▶ **Brief**: Go through the entries and say how many lines contain the string "right". The number is the whole answer.

▶ **Record excerpts**:
-------------------------
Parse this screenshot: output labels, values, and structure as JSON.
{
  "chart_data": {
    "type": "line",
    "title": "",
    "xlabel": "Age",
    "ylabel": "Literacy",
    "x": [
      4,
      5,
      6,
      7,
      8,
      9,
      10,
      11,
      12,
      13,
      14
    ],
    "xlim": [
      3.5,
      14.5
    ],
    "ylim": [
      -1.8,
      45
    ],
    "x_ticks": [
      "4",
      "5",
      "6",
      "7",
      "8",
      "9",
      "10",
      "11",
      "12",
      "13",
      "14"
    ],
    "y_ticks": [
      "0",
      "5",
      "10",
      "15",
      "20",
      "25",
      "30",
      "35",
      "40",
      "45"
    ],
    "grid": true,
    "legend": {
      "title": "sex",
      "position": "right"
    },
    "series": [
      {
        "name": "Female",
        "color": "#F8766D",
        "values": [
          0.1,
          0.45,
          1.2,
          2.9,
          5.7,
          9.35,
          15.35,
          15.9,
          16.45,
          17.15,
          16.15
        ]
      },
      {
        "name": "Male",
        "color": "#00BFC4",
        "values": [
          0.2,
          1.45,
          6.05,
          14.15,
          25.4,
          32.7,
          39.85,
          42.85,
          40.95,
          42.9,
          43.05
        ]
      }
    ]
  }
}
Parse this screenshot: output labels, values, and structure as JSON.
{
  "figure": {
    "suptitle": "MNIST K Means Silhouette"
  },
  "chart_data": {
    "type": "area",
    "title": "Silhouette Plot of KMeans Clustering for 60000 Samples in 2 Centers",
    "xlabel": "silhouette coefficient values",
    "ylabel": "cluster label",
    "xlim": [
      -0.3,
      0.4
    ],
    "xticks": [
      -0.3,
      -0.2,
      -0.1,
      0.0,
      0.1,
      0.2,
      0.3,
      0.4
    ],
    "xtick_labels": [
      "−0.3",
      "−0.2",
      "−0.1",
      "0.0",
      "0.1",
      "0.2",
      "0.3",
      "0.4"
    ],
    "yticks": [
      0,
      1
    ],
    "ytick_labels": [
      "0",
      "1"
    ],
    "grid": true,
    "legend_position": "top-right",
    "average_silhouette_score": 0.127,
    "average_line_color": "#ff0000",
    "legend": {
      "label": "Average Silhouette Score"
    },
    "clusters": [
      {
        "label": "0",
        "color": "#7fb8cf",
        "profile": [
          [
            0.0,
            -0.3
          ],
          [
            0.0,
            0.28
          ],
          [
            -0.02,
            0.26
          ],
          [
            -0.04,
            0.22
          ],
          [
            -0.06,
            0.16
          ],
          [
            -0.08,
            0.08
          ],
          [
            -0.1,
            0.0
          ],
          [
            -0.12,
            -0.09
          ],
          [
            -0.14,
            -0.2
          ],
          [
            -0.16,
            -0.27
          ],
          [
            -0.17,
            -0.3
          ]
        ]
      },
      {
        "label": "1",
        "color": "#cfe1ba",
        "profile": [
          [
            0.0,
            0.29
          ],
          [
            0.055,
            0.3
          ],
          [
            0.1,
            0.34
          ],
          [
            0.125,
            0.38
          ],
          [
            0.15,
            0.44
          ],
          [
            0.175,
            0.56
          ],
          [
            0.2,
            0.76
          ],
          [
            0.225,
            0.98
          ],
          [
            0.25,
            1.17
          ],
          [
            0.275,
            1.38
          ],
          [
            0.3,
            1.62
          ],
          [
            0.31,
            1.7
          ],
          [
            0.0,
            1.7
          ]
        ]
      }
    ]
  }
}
-------------------------
▶ **Finished answer**: 2